▸ **SET EXERCISE**
Extract all records. Keep each one exact.

▸ **SUPPLIED INFORMATION**
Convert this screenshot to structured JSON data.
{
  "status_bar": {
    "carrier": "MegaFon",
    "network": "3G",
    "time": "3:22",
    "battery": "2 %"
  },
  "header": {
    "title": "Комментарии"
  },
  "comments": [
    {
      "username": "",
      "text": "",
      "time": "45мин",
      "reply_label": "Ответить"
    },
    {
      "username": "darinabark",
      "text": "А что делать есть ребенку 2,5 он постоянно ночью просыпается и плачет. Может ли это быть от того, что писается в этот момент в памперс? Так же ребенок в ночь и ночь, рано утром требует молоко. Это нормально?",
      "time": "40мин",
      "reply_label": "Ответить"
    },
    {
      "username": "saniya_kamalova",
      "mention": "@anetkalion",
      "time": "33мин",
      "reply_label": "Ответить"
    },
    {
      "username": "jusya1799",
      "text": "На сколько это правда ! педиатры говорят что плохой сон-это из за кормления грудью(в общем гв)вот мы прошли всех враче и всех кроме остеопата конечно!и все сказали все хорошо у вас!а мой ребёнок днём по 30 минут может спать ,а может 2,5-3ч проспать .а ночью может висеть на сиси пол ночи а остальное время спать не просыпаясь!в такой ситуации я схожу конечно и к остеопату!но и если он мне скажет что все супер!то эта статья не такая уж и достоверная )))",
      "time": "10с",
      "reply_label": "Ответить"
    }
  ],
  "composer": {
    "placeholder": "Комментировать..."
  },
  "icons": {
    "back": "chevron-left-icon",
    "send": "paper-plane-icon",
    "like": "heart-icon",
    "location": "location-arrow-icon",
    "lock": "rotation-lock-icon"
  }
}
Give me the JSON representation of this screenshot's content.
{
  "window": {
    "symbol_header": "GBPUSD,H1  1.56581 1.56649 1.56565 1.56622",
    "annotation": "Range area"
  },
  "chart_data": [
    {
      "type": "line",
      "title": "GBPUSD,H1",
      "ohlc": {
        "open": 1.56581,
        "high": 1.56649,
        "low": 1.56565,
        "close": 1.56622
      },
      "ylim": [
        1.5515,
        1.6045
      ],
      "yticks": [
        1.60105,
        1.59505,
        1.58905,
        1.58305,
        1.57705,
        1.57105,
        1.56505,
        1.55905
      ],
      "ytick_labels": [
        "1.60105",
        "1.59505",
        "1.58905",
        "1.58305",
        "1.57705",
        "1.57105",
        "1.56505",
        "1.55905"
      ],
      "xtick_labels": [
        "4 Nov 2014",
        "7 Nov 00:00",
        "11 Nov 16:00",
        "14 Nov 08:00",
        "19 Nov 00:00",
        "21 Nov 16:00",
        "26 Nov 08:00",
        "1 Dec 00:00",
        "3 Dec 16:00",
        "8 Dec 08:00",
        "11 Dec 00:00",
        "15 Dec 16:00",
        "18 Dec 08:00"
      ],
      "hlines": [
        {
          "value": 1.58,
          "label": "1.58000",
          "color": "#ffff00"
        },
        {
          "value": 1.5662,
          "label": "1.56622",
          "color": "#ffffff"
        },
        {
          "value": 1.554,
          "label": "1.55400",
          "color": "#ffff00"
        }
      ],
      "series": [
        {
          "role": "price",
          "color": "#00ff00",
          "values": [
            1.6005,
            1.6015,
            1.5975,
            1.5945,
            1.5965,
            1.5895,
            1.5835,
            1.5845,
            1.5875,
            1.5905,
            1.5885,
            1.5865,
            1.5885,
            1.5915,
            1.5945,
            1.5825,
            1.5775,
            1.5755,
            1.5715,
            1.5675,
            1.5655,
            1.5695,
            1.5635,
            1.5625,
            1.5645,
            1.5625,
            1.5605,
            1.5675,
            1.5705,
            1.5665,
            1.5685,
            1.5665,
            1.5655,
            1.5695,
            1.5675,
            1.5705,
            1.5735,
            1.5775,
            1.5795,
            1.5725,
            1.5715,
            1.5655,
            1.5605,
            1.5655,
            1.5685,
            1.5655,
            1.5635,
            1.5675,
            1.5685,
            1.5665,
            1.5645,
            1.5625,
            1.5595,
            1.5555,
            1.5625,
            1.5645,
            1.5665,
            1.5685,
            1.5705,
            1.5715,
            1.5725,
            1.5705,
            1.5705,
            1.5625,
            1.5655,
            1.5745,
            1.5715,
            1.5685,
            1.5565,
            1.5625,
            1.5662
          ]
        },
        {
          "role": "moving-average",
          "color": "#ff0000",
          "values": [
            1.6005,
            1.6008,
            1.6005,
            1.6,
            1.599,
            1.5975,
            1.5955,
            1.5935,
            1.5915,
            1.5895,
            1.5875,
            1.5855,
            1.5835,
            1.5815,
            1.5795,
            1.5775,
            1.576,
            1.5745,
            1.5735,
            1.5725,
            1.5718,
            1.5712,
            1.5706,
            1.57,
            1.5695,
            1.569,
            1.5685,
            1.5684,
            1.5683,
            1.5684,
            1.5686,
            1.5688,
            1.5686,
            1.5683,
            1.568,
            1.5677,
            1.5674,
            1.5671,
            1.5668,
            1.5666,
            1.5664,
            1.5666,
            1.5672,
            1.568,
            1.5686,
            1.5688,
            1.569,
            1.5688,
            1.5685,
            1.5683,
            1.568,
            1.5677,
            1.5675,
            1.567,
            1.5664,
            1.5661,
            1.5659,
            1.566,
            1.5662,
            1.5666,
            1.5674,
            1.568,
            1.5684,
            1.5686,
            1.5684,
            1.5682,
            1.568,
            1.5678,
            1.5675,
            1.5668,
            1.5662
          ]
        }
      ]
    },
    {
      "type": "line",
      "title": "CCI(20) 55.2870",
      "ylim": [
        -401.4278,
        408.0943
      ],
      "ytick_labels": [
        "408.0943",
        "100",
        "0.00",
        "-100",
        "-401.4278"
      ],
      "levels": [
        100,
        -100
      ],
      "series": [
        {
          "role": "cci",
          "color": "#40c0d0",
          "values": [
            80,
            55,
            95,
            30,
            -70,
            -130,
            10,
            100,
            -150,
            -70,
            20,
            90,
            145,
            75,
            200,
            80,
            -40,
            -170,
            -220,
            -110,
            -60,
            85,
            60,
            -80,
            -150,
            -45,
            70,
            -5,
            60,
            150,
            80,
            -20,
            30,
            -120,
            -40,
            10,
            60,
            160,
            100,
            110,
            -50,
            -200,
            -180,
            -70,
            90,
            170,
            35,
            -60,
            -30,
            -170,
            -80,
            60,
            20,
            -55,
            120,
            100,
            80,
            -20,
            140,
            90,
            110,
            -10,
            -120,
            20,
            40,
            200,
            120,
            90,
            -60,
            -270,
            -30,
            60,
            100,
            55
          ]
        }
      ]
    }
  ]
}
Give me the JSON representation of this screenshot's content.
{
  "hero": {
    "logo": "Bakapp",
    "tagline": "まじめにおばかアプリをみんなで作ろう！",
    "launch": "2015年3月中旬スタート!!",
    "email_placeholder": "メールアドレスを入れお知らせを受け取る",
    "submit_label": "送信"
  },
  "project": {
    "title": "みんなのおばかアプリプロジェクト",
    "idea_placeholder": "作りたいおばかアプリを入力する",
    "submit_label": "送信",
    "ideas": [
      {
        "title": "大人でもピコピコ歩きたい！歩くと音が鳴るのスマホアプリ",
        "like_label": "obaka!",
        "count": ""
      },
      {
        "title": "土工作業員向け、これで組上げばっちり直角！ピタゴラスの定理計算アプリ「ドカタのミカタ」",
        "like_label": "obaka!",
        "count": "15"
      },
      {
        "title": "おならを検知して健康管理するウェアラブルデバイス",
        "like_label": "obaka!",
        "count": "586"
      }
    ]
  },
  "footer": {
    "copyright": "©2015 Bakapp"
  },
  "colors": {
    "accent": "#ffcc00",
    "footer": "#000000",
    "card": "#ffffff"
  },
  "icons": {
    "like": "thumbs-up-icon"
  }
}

▸ **ANSWER FOR THIS EXERCISE**
Convert this screenshot to structured JSON data.
{
  "status_bar": {
    "carrier": "MegaFon",
    "network": "3G",
    "time": "3:22",
    "battery": "2 %"
  },
  "header": {
    "title": "Комментарии"
  },
  "comments": [
    {
      "username": "",
      "text": "",
      "time": "45мин",
      "reply_label": "Ответить"
    },
    {
      "username": "darinabark",
      "text": "А что делать есть ребенку 2,5 он постоянно ночью просыпается и плачет. Может ли это быть от того, что писается в этот момент в памперс? Так же ребенок в ночь и ночь, рано утром требует молоко. Это нормально?",
      "time": "40мин",
      "reply_label": "Ответить"
    },
    {
      "username": "saniya_kamalova",
      "mention": "@anetkalion",
      "time": "33мин",
      "reply_label": "Ответить"
    },
    {
      "username": "jusya1799",
      "text": "На сколько это правда ! педиатры говорят что плохой сон-это из за кормления грудью(в общем гв)вот мы прошли всех враче и всех кроме остеопата конечно!и все сказали все хорошо у вас!а мой ребёнок днём по 30 минут может спать ,а может 2,5-3ч проспать .а ночью может висеть на сиси пол ночи а остальное время спать не просыпаясь!в такой ситуации я схожу конечно и к остеопату!но и если он мне скажет что все супер!то эта статья не такая уж и достоверная )))",
      "time": "10с",
      "reply_label": "Ответить"
    }
  ],
  "composer": {
    "placeholder": "Комментировать..."
  },
  "icons": {
    "back": "chevron-left-icon",
    "send": "paper-plane-icon",
    "like": "heart-icon",
    "location": "location-arrow-icon",
    "lock": "rotation-lock-icon"
  }
}
Give me the JSON representation of this screenshot's content.
{
  "window": {
    "symbol_header": "GBPUSD,H1  1.56581 1.56649 1.56565 1.56622",
    "annotation": "Range area"
  },
  "chart_data": [
    {
      "type": "line",
      "title": "GBPUSD,H1",
      "ohlc": {
        "open": 1.56581,
        "high": 1.56649,
        "low": 1.56565,
        "close": 1.56622
      },
      "ylim": [
        1.5515,
        1.6045
      ],
      "yticks": [
        1.60105,
        1.59505,
        1.58905,
        1.58305,
        1.57705,
        1.57105,
        1.56505,
        1.55905
      ],
      "ytick_labels": [
        "1.60105",
        "1.59505",
        "1.58905",
        "1.58305",
        "1.57705",
        "1.57105",
        "1.56505",
        "1.55905"
      ],
      "xtick_labels": [
        "4 Nov 2014",
        "7 Nov 00:00",
        "11 Nov 16:00",
        "14 Nov 08:00",
        "19 Nov 00:00",
        "21 Nov 16:00",
        "26 Nov 08:00",
        "1 Dec 00:00",
        "3 Dec 16:00",
        "8 Dec 08:00",
        "11 Dec 00:00",
        "15 Dec 16:00",
        "18 Dec 08:00"
      ],
      "hlines": [
        {
          "value": 1.58,
          "label": "1.58000",
          "color": "#ffff00"
        },
        {
          "value": 1.5662,
          "label": "1.56622",
          "color": "#ffffff"
        },
        {
          "value": 1.554,
          "label": "1.55400",
          "color": "#ffff00"
        }
      ],
      "series": [
        {
          "role": "price",
          "color": "#00ff00",
          "values": [
            1.6005,
            1.6015,
            1.5975,
            1.5945,
            1.5965,
            1.5895,
            1.5835,
            1.5845,
            1.5875,
            1.5905,
            1.5885,
            1.5865,
            1.5885,
            1.5915,
            1.5945,
            1.5825,
            1.5775,
            1.5755,
            1.5715,
            1.5675,
            1.5655,
            1.5695,
            1.5635,
            1.5625,
            1.5645,
            1.5625,
            1.5605,
            1.5675,
            1.5705,
            1.5665,
            1.5685,
            1.5665,
            1.5655,
            1.5695,
            1.5675,
            1.5705,
            1.5735,
            1.5775,
            1.5795,
            1.5725,
            1.5715,
            1.5655,
            1.5605,
            1.5655,
            1.5685,
            1.5655,
            1.5635,
            1.5675,
            1.5685,
            1.5665,
            1.5645,
            1.5625,
            1.5595,
            1.5555,
            1.5625,
            1.5645,
            1.5665,
            1.5685,
            1.5705,
            1.5715,
            1.5725,
            1.5705,
            1.5705,
            1.5625,
            1.5655,
            1.5745,
            1.5715,
            1.5685,
            1.5565,
            1.5625,
            1.5662
          ]
        },
        {
          "role": "moving-average",
          "color": "#ff0000",
          "values": [
            1.6005,
            1.6008,
            1.6005,
            1.6,
            1.599,
            1.5975,
            1.5955,
            1.5935,
            1.5915,
            1.5895,
            1.5875,
            1.5855,
            1.5835,
            1.5815,
            1.5795,
            1.5775,
            1.576,
            1.5745,
            1.5735,
            1.5725,
            1.5718,
            1.5712,
            1.5706,
            1.57,
            1.5695,
            1.569,
            1.5685,
            1.5684,
            1.5683,
            1.5684,
            1.5686,
            1.5688,
            1.5686,
            1.5683,
            1.568,
            1.5677,
            1.5674,
            1.5671,
            1.5668,
            1.5666,
            1.5664,
            1.5666,
            1.5672,
            1.568,
            1.5686,
            1.5688,
            1.569,
            1.5688,
            1.5685,
            1.5683,
            1.568,
            1.5677,
            1.5675,
            1.567,
            1.5664,
            1.5661,
            1.5659,
            1.566,
            1.5662,
            1.5666,
            1.5674,
            1.568,
            1.5684,
            1.5686,
            1.5684,
            1.5682,
            1.568,
            1.5678,
            1.5675,
            1.5668,
            1.5662
          ]
        }
      ]
    },
    {
      "type": "line",
      "title": "CCI(20) 55.2870",
      "ylim": [
        -401.4278,
        408.0943
      ],
      "ytick_labels": [
        "408.0943",
        "100",
        "0.00",
        "-100",
        "-401.4278"
      ],
      "levels": [
        100,
        -100
      ],
      "series": [
        {
          "role": "cci",
          "color": "#40c0d0",
          "values": [
            80,
            55,
            95,
            30,
            -70,
            -130,
            10,
            100,
            -150,
            -70,
            20,
            90,
            145,
            75,
            200,
            80,
            -40,
            -170,
            -220,
            -110,
            -60,
            85,
            60,
            -80,
            -150,
            -45,
            70,
            -5,
            60,
            150,
            80,
            -20,
            30,
            -120,
            -40,
            10,
            60,
            160,
            100,
            110,
            -50,
            -200,
            -180,
            -70,
            90,
            170,
            35,
            -60,
            -30,
            -170,
            -80,
            60,
            20,
            -55,
            120,
            100,
            80,
            -20,
            140,
            90,
            110,
            -10,
            -120,
            20,
            40,
            200,
            120,
            90,
            -60,
            -270,
            -30,
            60,
            100,
            55
          ]
        }
      ]
    }
  ]
}
Give me the JSON representation of this screenshot's content.
{
  "hero": {
    "logo": "Bakapp",
    "tagline": "まじめにおばかアプリをみんなで作ろう！",
    "launch": "2015年3月中旬スタート!!",
    "email_placeholder": "メールアドレスを入れお知らせを受け取る",
    "submit_label": "送信"
  },
  "project": {
    "title": "みんなのおばかアプリプロジェクト",
    "idea_placeholder": "作りたいおばかアプリを入力する",
    "submit_label": "送信",
    "ideas": [
      {
        "title": "大人でもピコピコ歩きたい！歩くと音が鳴るのスマホアプリ",
        "like_label": "obaka!",
        "count": ""
      },
      {
        "title": "土工作業員向け、これで組上げばっちり直角！ピタゴラスの定理計算アプリ「ドカタのミカタ」",
        "like_label": "obaka!",
        "count": "15"
      },
      {
        "title": "おならを検知して健康管理するウェアラブルデバイス",
        "like_label": "obaka!",
        "count": "586"
      }
    ]
  },
  "footer": {
    "copyright": "©2015 Bakapp"
  },
  "colors": {
    "accent": "#ffcc00",
    "footer": "#000000",
    "card": "#ffffff"
  },
  "icons": {
    "like": "thumbs-up-icon"
  }
}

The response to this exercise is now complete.